_SHORT TASK_
In the listing below, find every line containing "名师党旗红" and copy it out.
## Begin
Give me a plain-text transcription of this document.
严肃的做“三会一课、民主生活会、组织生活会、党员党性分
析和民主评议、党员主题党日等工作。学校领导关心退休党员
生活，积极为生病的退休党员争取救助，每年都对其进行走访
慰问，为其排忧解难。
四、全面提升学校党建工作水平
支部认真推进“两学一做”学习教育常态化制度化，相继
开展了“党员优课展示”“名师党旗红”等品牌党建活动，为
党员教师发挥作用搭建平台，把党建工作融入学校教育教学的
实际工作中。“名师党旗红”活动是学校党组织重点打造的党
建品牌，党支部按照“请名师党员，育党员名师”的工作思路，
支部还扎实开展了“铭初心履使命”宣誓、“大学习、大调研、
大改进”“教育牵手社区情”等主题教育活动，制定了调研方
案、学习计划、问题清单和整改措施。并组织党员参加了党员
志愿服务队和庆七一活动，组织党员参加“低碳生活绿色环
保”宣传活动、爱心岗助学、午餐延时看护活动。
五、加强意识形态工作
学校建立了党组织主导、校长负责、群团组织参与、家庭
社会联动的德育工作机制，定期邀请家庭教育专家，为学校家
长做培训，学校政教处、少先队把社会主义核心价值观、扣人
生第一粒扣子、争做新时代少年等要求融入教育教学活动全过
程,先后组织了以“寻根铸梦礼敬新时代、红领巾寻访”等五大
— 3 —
## End
_FULL ANSWER_
开展了“党员优课展示”“名师党旗红”等品牌党建活动，为
实际工作中。“名师党旗红”活动是学校党组织重点打造的党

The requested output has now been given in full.